▶ WHAT THE EXERCISE ASKS
Pick out each line in these entries that contains the string "also".

(Records from a data source)
## start

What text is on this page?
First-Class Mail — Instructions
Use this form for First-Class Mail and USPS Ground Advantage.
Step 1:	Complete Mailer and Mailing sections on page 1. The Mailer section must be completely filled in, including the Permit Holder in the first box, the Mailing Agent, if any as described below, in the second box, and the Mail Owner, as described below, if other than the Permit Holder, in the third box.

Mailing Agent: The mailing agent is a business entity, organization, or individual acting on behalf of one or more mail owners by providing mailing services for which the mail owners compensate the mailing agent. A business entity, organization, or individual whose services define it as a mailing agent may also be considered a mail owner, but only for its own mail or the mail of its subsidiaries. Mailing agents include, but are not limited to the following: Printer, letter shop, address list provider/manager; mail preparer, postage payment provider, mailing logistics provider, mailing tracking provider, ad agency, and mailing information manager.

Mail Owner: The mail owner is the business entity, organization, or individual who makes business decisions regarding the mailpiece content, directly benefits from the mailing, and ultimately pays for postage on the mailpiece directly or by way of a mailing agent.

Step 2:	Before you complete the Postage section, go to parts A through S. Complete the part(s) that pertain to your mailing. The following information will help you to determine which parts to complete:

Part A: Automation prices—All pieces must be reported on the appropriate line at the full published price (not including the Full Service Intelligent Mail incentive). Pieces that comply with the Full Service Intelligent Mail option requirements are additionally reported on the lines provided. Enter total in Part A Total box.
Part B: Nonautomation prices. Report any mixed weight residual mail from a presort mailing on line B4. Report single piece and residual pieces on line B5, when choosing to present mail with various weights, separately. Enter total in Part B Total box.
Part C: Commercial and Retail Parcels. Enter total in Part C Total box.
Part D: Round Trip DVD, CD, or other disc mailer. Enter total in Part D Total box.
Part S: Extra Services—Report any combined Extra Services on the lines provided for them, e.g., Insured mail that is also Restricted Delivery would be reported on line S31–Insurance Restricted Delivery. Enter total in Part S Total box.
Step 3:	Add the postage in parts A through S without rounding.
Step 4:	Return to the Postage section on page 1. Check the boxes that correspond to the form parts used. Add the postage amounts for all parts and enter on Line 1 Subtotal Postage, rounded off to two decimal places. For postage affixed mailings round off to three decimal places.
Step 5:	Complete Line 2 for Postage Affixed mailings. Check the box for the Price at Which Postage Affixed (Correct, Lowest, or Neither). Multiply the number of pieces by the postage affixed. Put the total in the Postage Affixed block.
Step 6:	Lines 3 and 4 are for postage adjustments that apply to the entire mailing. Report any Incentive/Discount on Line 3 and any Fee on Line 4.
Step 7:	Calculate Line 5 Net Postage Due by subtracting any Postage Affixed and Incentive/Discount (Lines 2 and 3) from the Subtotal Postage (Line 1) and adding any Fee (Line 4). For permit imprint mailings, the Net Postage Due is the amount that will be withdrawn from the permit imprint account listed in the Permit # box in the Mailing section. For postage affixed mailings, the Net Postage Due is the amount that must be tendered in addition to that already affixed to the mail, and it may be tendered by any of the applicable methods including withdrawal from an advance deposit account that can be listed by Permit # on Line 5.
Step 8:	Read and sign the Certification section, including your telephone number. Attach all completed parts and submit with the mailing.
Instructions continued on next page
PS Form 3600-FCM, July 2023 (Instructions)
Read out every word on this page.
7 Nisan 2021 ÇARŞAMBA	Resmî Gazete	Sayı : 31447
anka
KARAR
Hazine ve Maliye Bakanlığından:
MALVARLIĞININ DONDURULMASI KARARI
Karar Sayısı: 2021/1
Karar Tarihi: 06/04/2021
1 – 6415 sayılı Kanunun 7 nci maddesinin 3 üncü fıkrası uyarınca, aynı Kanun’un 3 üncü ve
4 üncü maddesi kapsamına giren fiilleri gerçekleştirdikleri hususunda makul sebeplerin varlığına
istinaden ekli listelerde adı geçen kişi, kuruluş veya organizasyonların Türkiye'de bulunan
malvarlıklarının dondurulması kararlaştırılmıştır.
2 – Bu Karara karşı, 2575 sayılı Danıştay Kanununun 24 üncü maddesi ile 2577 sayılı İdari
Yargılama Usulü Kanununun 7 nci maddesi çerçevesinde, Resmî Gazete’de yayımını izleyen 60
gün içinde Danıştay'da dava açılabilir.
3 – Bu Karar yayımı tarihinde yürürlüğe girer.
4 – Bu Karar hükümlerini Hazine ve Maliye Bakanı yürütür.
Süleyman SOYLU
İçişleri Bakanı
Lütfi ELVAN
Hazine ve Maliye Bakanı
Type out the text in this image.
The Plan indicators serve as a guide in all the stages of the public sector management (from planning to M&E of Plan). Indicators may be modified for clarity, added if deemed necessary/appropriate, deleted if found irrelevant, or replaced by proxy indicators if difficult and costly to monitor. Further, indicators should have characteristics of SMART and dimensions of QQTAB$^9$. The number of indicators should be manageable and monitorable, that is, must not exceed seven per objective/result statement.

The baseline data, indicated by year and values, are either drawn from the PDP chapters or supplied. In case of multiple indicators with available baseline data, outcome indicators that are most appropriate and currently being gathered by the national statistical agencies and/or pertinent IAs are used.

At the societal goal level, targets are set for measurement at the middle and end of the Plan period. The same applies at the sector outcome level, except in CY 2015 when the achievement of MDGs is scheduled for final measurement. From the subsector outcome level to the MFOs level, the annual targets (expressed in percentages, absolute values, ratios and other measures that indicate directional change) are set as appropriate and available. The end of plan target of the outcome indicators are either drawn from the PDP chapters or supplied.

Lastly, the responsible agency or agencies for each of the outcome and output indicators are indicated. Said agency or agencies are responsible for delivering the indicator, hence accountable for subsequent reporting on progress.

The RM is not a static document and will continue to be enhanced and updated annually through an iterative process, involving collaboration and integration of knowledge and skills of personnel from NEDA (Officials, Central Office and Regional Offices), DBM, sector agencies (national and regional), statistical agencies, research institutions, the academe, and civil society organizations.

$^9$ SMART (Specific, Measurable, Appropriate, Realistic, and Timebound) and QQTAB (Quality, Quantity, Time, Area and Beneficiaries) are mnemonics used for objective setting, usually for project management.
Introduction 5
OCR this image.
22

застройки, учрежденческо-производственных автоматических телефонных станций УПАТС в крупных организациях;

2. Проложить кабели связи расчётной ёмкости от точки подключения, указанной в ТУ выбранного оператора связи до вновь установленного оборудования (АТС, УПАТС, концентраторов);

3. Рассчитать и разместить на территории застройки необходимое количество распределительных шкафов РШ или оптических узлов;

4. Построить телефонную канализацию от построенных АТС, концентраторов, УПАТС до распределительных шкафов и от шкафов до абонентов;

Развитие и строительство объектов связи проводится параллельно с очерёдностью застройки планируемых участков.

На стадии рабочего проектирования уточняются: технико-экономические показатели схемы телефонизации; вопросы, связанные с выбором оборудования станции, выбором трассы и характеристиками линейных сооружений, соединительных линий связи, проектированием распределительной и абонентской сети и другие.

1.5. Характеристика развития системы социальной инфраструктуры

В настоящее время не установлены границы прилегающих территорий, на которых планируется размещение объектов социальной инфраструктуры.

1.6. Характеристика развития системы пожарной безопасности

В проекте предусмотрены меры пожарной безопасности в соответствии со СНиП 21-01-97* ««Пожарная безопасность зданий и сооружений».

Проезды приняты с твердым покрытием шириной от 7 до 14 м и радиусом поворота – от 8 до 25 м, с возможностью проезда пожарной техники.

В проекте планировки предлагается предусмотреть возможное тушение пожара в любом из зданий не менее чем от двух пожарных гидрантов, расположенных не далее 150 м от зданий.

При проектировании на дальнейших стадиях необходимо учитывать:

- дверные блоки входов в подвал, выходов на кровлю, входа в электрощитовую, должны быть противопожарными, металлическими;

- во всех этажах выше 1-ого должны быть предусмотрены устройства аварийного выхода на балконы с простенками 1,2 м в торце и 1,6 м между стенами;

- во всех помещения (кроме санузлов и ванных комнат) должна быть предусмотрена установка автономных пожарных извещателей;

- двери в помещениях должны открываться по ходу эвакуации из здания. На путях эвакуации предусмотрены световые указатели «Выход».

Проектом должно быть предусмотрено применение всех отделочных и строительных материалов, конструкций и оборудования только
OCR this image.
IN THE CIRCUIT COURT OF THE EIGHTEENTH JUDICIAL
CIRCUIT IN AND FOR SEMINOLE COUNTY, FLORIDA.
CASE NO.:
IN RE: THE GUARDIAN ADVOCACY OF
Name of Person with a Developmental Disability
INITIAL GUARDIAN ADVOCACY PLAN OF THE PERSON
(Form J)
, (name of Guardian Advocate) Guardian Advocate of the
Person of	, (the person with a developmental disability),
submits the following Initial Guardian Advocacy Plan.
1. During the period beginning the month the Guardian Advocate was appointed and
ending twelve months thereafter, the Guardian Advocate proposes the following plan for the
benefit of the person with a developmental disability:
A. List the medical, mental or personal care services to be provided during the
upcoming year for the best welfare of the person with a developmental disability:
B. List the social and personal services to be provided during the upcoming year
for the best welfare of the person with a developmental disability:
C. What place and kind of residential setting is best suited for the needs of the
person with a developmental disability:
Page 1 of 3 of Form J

## end

▶ CORRECT ANSWER
Mailing Agent: The mailing agent is a business entity, organization, or individual acting on behalf of one or more mail owners by providing mailing services for which the mail owners compensate the mailing agent. A business entity, organization, or individual whose services define it as a mailing agent may also be considered a mail owner, but only for its own mail or the mail of its subsidiaries. Mailing agents include, but are not limited to the following: Printer, letter shop, address list provider/manager; mail preparer, postage payment provider, mailing logistics provider, mailing tracking provider, ad agency, and mailing information manager.
Part S: Extra Services—Report any combined Extra Services on the lines provided for them, e.g., Insured mail that is also Restricted Delivery would be reported on line S31–Insurance Restricted Delivery. Enter total in Part S Total box.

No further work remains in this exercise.